_INSTRUCTIONS TO FOLLOW_
Where the data below has the string "Cornhill", return the whole line.

[Begin PROVIDED RECORDS]

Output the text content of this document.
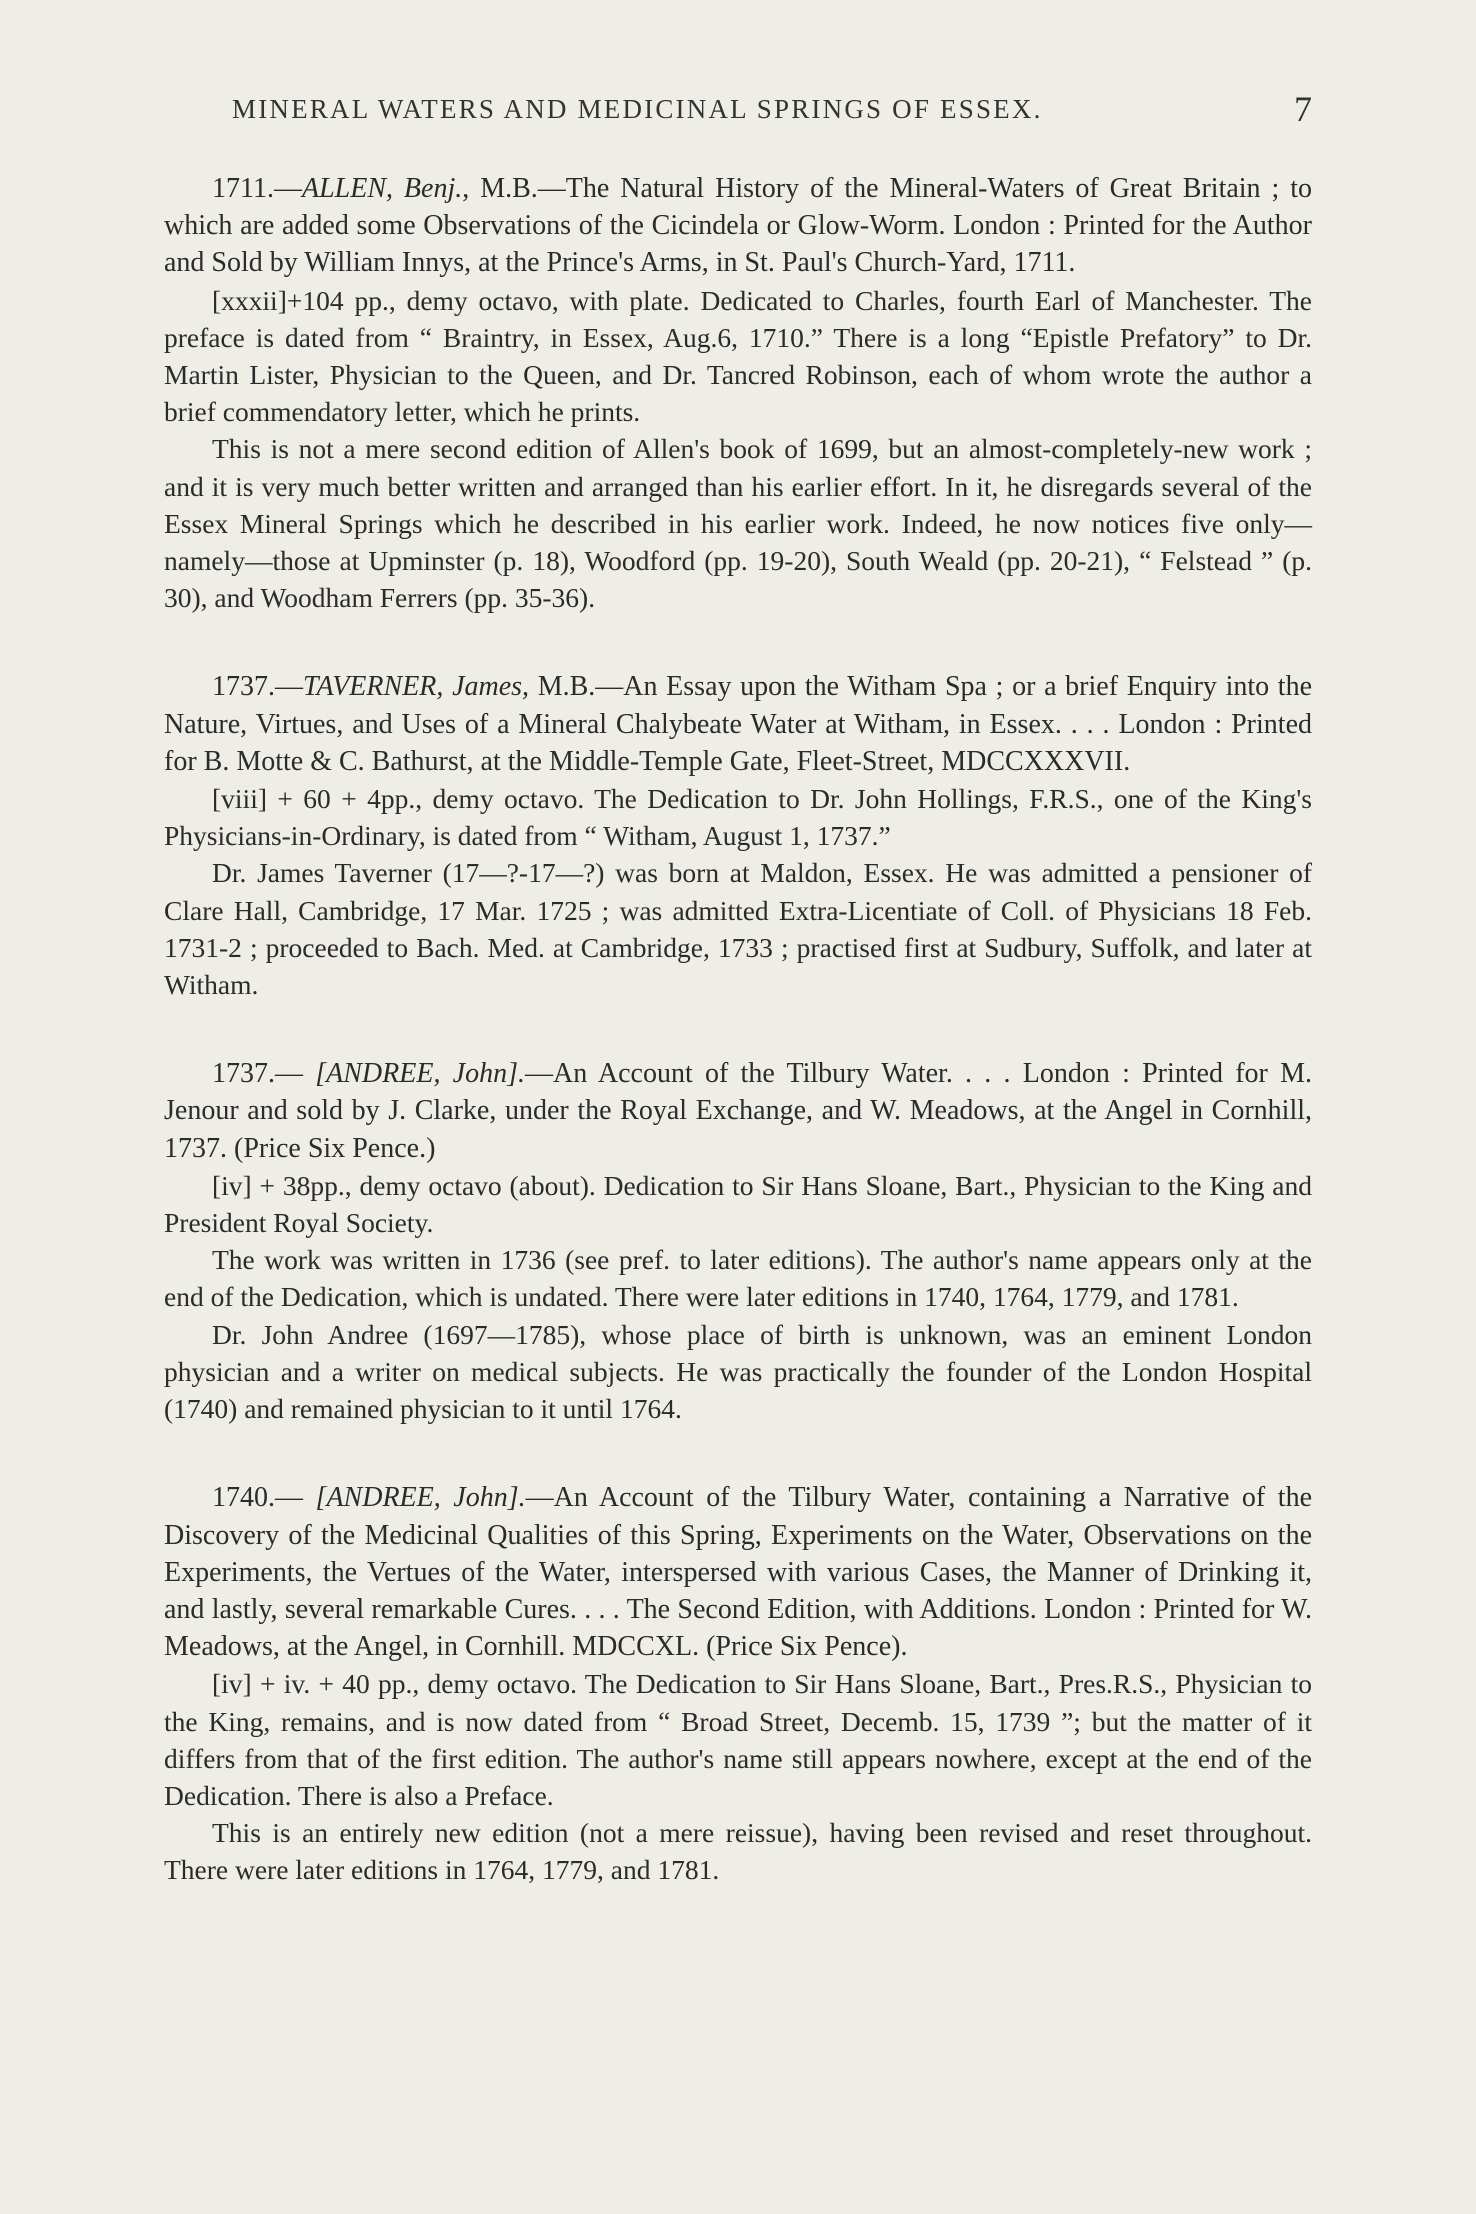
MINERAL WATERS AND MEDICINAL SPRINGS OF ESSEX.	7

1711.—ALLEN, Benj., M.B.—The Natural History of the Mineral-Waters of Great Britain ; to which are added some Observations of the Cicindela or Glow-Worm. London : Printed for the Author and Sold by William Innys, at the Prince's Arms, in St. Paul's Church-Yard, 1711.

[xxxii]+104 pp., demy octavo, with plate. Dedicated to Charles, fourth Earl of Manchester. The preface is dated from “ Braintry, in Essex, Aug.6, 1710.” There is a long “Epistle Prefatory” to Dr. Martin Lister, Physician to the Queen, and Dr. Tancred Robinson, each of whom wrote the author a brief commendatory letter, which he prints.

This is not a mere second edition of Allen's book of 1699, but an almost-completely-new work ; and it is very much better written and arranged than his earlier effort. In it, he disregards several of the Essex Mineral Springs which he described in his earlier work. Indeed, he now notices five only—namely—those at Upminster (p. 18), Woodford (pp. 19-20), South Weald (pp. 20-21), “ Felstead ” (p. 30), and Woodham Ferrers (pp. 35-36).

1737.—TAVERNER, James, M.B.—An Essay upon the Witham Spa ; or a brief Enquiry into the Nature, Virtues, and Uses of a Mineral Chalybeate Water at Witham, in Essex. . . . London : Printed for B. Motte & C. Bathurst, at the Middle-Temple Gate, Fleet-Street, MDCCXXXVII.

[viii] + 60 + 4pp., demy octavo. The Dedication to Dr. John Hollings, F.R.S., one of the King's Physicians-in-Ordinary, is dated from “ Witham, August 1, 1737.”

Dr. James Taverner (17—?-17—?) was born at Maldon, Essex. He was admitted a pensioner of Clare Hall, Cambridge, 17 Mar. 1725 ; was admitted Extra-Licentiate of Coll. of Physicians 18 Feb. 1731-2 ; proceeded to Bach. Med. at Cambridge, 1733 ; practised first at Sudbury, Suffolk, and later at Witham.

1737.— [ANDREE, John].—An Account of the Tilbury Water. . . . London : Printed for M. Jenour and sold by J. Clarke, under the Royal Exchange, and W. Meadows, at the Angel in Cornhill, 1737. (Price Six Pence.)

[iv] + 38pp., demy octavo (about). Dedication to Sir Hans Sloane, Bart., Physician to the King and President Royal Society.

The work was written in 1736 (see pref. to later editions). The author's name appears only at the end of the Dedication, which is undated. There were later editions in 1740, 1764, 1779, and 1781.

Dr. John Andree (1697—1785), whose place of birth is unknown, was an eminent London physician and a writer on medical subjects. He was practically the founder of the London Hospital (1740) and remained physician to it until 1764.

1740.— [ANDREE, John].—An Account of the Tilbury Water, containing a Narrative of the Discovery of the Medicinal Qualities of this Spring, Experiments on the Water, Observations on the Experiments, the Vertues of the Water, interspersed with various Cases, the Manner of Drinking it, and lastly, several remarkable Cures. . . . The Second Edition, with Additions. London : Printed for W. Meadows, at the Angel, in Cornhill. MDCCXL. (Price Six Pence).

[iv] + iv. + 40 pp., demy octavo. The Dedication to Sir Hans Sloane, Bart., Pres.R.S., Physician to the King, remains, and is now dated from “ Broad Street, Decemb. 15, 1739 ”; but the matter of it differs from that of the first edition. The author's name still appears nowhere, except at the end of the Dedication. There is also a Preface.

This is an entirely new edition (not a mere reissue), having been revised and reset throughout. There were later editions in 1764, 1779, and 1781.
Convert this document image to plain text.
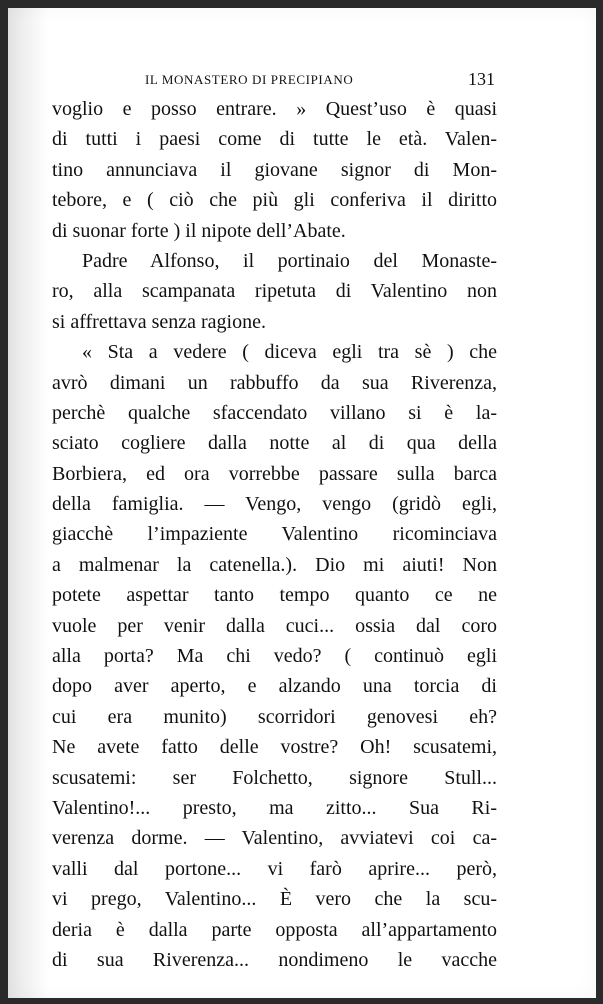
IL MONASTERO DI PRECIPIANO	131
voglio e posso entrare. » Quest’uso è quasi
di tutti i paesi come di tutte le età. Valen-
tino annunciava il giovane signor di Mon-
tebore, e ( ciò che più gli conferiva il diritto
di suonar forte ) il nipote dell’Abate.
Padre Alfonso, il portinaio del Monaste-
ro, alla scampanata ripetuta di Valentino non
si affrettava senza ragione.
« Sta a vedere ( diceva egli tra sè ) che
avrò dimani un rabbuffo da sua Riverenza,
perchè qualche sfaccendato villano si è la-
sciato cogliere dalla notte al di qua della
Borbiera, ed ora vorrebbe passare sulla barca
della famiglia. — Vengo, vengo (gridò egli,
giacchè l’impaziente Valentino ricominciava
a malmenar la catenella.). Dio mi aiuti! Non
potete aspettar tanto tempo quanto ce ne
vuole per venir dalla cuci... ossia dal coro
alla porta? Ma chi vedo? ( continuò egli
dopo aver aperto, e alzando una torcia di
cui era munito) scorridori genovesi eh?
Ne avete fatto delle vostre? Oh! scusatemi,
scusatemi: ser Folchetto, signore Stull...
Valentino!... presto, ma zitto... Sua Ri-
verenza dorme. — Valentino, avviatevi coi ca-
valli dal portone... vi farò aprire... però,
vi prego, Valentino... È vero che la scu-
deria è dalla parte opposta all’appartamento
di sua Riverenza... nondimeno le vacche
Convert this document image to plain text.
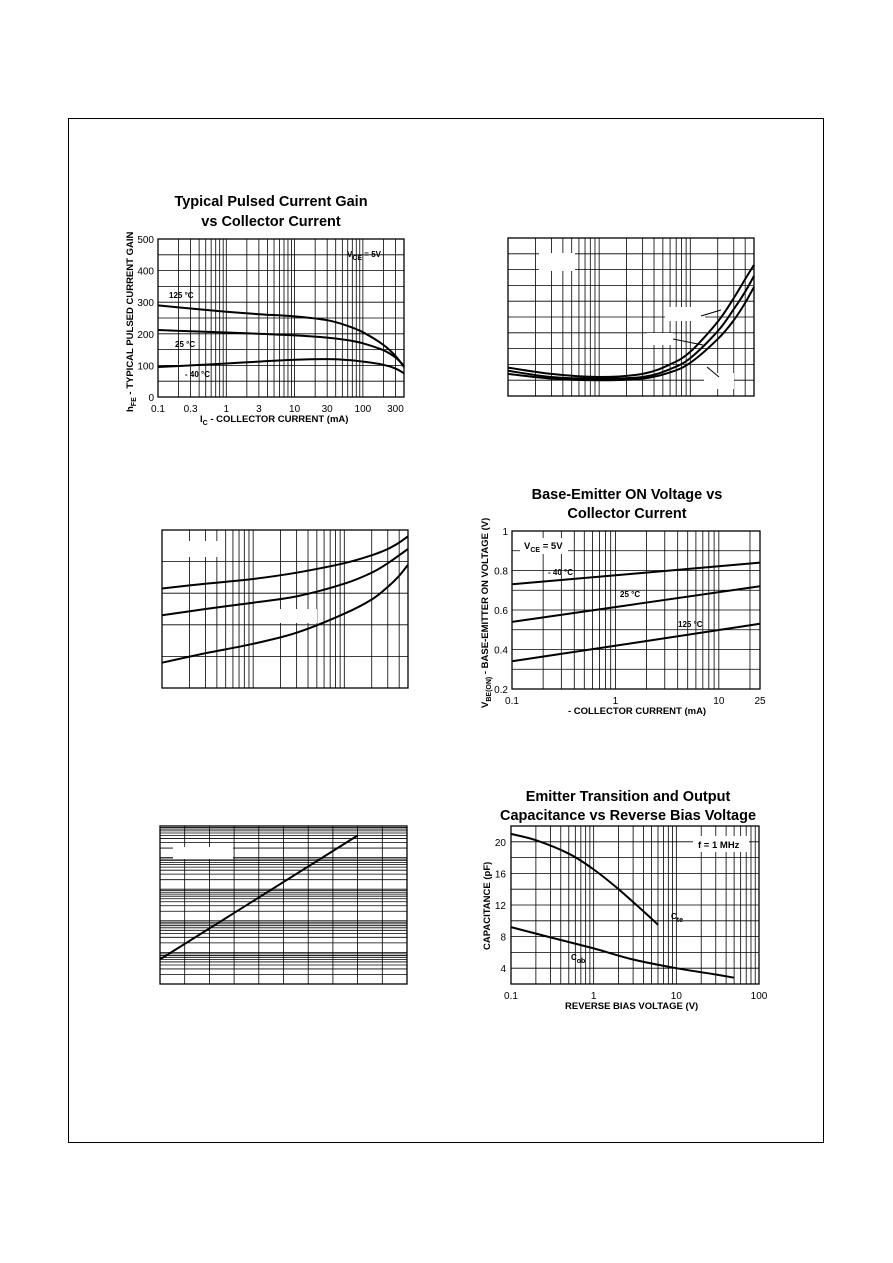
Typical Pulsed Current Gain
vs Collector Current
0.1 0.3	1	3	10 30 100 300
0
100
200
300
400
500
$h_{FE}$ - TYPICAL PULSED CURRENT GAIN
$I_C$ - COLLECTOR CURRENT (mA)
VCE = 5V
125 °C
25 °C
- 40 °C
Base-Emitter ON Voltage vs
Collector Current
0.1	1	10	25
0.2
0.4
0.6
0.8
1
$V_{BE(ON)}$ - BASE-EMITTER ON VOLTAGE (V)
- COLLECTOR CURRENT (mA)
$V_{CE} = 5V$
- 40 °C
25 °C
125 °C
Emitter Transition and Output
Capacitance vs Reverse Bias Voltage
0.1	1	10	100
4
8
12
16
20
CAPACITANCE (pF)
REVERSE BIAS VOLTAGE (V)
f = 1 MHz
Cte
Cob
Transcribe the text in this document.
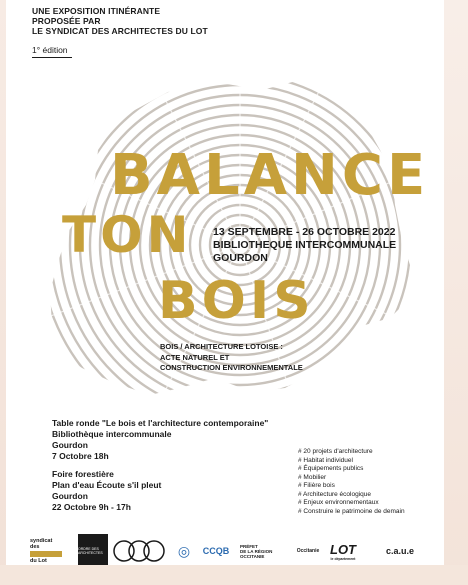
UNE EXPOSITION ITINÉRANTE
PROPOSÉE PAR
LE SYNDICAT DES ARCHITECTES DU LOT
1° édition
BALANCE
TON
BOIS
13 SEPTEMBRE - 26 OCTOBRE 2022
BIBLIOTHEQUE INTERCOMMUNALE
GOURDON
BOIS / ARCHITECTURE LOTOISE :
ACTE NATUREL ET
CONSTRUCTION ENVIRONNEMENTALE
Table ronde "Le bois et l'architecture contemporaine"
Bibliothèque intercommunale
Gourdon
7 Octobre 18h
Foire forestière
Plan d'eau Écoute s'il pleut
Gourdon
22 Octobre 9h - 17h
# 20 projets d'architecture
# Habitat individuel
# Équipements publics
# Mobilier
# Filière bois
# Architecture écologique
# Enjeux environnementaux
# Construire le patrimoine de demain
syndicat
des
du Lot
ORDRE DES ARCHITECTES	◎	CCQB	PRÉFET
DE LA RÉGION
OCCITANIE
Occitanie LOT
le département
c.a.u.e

[End PROVIDED RECORDS]

_EXERCISE OUTPUT_
1737.— [ANDREE, John].—An Account of the Tilbury Water. . . . London : Printed for M. Jenour and sold by J. Clarke, under the Royal Exchange, and W. Meadows, at the Angel in Cornhill, 1737. (Price Six Pence.)
1740.— [ANDREE, John].—An Account of the Tilbury Water, containing a Narrative of the Discovery of the Medicinal Qualities of this Spring, Experiments on the Water, Observations on the Experiments, the Vertues of the Water, interspersed with various Cases, the Manner of Drinking it, and lastly, several remarkable Cures. . . . The Second Edition, with Additions. London : Printed for W. Meadows, at the Angel, in Cornhill. MDCCXL. (Price Six Pence).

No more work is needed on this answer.